• _Records contained in a dataset_
****************************************

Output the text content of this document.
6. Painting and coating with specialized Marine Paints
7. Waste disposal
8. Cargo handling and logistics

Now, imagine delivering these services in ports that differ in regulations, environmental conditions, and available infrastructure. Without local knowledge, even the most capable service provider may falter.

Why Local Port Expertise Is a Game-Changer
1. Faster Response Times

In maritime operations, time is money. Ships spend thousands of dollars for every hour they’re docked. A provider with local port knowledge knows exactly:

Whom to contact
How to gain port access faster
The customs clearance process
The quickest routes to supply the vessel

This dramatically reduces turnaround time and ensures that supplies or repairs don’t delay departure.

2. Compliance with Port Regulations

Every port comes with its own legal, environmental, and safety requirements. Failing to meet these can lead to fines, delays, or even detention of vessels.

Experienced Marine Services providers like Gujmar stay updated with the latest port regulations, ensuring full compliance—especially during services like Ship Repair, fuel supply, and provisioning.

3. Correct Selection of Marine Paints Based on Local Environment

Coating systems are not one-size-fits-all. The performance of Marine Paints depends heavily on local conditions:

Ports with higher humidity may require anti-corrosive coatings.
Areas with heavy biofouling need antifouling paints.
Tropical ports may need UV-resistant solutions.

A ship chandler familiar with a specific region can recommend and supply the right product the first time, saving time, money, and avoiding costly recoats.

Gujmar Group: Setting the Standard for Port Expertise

****************************************

• _Goal_
From the listing above, pick out every line containing "Expertise".

• _Full answer_
Why Local Port Expertise Is a Game-Changer
Gujmar Group: Setting the Standard for Port Expertise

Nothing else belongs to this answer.